PROMPT: Report each line of the material below where the word "soluciones" can be found.

PROVIDED RECORDS:
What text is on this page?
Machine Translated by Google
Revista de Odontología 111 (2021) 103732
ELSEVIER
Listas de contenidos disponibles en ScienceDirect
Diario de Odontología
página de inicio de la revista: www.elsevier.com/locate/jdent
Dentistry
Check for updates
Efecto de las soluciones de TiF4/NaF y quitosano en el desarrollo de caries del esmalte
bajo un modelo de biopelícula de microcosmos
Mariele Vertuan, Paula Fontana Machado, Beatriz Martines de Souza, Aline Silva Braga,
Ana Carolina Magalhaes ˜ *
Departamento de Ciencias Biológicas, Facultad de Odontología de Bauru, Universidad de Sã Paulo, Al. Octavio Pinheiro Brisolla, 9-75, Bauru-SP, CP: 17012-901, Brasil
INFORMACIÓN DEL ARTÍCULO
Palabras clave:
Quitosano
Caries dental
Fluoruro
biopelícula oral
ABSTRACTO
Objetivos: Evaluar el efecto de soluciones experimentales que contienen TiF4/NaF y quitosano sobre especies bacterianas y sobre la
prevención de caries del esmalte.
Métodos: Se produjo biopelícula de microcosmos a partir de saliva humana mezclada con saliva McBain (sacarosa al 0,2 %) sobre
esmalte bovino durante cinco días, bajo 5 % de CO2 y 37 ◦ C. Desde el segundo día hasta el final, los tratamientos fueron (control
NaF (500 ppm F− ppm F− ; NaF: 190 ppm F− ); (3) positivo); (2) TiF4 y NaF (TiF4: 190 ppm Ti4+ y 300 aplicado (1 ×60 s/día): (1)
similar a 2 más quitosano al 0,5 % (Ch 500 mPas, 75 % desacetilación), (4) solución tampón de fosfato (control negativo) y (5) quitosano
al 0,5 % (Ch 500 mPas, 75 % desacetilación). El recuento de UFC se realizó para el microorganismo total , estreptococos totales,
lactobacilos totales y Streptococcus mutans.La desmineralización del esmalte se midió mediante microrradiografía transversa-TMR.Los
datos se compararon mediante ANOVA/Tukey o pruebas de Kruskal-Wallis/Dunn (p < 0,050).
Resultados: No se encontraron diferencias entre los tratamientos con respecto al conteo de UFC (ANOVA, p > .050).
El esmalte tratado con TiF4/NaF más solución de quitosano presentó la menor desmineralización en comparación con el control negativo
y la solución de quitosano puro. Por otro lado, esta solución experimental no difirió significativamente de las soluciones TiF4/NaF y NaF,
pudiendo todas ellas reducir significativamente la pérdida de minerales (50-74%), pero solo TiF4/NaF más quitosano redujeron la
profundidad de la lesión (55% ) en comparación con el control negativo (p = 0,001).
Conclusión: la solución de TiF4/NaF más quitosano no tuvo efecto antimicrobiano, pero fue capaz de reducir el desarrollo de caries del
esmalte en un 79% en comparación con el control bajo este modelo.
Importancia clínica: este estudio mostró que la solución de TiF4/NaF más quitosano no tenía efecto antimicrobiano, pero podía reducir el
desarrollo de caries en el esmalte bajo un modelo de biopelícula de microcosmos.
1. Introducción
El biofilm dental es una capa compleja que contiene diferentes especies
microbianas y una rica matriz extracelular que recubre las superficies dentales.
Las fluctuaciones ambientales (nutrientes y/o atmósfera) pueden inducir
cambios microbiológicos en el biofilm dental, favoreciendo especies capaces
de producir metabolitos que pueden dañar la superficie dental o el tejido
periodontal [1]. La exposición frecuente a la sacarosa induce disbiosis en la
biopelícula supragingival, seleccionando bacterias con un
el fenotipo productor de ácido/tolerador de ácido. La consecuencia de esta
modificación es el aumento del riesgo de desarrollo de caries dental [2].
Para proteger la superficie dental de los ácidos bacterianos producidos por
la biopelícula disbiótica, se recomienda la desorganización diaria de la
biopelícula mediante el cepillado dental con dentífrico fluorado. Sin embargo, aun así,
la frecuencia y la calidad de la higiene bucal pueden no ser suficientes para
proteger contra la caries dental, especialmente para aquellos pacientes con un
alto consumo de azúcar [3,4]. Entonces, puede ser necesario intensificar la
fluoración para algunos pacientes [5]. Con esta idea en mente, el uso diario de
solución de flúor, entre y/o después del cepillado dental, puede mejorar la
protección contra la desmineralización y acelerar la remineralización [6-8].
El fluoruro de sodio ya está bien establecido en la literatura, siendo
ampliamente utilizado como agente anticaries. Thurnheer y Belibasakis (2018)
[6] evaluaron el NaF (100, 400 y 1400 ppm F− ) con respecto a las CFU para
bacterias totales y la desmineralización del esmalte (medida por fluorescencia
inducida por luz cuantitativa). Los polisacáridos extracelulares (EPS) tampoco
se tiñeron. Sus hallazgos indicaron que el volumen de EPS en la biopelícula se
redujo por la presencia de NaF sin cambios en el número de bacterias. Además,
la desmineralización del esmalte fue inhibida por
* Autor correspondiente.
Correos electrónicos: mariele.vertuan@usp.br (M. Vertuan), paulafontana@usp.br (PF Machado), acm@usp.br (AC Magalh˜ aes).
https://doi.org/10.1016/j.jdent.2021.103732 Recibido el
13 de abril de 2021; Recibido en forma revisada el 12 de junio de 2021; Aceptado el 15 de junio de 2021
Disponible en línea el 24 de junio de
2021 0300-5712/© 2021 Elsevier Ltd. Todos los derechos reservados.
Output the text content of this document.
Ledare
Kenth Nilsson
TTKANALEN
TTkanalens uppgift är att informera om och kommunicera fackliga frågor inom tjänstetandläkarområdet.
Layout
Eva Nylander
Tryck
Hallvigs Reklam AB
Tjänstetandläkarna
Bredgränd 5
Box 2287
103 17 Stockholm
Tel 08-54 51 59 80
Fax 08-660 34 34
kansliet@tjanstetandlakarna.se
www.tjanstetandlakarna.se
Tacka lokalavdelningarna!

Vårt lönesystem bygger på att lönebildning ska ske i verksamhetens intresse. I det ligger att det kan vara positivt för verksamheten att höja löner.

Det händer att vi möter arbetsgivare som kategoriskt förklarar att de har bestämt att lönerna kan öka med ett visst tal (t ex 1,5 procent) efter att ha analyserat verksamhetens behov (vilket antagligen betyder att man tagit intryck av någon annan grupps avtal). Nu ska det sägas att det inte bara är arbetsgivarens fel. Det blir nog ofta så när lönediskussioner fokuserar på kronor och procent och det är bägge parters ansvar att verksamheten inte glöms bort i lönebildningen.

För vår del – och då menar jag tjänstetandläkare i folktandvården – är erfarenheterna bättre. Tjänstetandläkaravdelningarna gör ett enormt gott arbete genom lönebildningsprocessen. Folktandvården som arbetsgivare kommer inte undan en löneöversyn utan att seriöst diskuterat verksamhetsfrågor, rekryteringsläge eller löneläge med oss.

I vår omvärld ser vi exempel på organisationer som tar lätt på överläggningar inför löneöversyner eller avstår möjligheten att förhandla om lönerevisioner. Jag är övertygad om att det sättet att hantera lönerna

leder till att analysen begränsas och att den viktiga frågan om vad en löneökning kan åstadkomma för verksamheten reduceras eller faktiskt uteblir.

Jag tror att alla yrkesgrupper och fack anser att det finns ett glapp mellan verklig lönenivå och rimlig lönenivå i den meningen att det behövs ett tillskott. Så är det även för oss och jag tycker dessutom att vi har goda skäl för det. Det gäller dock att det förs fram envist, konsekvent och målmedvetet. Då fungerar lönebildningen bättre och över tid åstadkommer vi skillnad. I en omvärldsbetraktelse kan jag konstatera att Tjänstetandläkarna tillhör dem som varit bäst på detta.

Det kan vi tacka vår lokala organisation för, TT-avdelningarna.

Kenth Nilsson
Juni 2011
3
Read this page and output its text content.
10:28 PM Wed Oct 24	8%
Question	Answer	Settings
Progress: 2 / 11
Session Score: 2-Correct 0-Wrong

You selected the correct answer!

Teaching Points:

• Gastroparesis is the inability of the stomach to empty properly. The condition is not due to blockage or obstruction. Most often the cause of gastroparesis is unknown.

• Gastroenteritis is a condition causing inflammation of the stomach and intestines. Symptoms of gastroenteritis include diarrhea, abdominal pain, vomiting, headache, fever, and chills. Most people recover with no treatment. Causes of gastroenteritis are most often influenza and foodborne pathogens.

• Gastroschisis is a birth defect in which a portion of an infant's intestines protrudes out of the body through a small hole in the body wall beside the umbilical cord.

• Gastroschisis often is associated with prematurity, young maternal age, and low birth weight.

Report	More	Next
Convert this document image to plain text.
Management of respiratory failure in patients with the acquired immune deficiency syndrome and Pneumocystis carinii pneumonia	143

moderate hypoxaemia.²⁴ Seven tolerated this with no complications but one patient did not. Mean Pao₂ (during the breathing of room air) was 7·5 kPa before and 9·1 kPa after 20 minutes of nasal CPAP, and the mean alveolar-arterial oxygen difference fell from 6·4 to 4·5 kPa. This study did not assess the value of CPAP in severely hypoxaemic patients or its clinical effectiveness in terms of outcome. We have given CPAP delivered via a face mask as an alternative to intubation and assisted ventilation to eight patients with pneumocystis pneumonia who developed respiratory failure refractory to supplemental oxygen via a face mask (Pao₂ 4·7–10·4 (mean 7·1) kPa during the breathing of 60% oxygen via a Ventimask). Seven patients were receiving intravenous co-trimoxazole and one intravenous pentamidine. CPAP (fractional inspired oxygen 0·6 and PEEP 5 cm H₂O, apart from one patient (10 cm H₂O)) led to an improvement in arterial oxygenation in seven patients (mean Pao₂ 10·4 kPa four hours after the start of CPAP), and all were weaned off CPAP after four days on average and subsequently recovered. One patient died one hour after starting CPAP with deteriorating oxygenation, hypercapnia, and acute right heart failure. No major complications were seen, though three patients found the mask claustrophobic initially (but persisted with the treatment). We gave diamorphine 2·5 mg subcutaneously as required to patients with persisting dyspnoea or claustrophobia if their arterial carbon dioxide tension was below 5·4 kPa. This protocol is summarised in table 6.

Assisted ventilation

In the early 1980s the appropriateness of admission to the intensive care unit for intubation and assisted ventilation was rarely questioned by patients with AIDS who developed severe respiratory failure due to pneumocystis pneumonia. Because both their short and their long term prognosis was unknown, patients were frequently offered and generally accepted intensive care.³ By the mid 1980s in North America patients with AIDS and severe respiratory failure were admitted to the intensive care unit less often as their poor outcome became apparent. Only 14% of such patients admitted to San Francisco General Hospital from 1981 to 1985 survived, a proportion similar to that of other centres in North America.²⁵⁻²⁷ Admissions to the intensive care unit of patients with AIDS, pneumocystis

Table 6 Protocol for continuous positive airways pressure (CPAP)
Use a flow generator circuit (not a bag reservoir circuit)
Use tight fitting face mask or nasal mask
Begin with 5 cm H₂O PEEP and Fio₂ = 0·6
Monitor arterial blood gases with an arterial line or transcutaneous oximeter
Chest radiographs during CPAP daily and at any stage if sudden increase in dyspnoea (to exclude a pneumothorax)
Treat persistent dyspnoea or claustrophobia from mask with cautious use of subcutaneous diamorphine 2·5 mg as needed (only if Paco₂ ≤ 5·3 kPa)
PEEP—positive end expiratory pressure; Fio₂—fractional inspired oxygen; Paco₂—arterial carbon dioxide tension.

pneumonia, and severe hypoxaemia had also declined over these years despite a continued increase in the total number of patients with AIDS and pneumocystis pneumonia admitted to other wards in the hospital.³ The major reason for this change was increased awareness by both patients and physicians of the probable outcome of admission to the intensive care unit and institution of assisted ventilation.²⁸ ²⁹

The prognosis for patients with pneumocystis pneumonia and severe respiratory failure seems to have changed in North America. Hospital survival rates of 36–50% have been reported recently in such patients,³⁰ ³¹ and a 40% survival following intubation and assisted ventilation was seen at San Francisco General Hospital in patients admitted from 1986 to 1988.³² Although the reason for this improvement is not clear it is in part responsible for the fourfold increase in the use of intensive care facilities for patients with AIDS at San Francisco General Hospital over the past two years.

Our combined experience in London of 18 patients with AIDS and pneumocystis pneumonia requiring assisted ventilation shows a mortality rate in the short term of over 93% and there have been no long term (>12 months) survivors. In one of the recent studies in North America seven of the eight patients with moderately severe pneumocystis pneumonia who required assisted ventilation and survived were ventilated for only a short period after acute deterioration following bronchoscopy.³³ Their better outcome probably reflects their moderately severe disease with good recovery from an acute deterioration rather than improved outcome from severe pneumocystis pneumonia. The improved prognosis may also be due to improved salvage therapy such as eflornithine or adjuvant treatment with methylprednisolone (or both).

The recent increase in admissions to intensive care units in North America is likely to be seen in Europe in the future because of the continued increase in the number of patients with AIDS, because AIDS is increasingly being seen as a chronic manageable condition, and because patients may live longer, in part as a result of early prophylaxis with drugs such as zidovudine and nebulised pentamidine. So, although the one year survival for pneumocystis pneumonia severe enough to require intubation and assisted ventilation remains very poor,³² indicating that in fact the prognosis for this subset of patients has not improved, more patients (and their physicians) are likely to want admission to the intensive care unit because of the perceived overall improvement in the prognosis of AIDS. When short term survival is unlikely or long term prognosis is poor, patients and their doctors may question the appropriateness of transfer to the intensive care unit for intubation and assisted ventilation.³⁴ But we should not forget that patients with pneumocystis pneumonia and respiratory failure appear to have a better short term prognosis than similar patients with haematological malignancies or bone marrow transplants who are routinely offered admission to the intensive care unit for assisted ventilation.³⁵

EXPECTED ANSWER:
Efecto de las soluciones de TiF4/NaF y quitosano en el desarrollo de caries del esmalte
Objetivos: Evaluar el efecto de soluciones experimentales que contienen TiF4/NaF y quitosano sobre especies bacterianas y sobre la
y la solución de quitosano puro. Por otro lado, esta solución experimental no difirió significativamente de las soluciones TiF4/NaF y NaF,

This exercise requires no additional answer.